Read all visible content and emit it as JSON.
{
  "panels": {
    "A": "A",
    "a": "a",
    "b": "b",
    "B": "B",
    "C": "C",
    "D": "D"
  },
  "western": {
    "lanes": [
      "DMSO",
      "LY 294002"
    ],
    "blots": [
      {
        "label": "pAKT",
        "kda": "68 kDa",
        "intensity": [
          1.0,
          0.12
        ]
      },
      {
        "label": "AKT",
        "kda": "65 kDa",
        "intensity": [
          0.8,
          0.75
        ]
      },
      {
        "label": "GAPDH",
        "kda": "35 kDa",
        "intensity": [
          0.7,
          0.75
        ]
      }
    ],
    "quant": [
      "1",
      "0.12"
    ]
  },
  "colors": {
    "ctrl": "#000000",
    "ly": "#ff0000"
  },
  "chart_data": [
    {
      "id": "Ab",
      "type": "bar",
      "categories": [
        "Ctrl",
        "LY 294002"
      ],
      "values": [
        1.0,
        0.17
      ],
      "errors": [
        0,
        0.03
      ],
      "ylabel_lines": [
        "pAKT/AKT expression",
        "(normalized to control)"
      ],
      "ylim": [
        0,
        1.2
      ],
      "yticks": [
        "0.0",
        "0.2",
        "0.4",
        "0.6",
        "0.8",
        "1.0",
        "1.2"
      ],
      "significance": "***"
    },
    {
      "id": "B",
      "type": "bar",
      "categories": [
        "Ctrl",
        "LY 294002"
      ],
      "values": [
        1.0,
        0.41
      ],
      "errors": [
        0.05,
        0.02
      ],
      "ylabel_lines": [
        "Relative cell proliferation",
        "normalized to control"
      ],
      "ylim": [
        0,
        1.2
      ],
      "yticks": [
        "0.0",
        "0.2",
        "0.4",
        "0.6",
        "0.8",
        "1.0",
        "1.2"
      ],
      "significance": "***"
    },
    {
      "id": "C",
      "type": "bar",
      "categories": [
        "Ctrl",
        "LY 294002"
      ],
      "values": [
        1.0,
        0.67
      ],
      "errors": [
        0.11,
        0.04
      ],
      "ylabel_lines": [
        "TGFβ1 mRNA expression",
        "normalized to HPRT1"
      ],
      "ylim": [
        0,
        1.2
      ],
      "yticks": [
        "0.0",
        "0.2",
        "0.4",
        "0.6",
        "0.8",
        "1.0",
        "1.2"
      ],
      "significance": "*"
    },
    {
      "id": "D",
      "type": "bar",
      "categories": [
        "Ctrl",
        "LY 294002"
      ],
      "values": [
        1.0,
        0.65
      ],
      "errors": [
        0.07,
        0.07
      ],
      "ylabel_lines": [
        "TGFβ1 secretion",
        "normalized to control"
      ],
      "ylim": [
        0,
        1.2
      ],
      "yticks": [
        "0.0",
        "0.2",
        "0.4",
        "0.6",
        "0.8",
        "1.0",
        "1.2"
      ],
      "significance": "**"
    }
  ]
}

───

- [ASSIGNED TASK] Please copy every line of the material that contains the word "significance".

- [SOLUTION FOR THIS TASK]
      "significance": "***"
      "significance": "***"
      "significance": "*"
      "significance": "**"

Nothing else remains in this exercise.